◆ Exercise objective
Go through the entries below, tally each line with the string "text", and give the final number by itself.

Entries with figure data
------------------------------------------------
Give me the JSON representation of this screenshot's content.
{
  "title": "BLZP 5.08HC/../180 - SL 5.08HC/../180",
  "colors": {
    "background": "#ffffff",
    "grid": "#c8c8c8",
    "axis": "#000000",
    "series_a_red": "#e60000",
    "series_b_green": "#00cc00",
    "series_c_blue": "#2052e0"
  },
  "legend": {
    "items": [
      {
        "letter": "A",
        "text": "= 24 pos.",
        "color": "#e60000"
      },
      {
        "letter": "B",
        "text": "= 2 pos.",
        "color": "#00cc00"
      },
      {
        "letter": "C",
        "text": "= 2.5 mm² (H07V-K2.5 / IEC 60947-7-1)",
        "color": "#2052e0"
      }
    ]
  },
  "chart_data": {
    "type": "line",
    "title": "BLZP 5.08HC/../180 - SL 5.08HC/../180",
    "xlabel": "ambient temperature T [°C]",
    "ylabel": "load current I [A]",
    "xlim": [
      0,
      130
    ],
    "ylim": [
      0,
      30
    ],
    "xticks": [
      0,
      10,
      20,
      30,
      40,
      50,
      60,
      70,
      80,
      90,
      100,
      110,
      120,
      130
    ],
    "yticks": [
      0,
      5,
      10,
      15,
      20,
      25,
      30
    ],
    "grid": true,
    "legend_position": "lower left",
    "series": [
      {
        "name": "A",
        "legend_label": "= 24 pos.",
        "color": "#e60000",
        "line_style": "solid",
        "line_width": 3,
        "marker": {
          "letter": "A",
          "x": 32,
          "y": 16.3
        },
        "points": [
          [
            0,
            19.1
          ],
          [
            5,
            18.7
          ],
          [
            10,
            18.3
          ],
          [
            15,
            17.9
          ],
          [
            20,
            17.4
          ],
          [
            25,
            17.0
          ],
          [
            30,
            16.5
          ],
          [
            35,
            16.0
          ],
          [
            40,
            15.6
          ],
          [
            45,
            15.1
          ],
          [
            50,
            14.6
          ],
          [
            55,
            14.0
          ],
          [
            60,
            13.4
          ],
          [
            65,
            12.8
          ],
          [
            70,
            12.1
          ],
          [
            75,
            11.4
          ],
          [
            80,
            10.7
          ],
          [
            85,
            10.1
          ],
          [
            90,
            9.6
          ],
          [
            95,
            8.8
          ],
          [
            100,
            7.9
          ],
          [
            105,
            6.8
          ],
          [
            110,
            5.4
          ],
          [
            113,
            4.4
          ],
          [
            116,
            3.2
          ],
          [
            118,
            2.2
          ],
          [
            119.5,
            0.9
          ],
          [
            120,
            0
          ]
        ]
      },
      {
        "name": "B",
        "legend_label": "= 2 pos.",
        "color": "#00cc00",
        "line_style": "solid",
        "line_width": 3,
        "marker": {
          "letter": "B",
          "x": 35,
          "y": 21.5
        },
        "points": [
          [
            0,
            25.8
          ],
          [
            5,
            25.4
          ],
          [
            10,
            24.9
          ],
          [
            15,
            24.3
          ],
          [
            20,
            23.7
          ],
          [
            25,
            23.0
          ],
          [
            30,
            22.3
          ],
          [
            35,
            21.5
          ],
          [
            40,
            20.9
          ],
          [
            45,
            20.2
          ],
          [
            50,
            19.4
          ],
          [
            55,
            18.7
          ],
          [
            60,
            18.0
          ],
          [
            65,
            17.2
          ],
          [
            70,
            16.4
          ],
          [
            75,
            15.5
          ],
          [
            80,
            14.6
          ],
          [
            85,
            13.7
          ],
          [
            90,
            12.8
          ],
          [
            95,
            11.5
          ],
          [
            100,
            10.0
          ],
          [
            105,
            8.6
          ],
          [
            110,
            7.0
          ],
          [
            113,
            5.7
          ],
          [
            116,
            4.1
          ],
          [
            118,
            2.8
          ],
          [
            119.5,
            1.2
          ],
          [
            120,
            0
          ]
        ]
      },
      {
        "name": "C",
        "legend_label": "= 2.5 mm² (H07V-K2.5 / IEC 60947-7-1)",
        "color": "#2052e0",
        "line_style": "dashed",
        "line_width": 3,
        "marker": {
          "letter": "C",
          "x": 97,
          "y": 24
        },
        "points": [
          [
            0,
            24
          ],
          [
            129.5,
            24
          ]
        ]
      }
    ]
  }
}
------------------------------------------------
◆ Solution below
3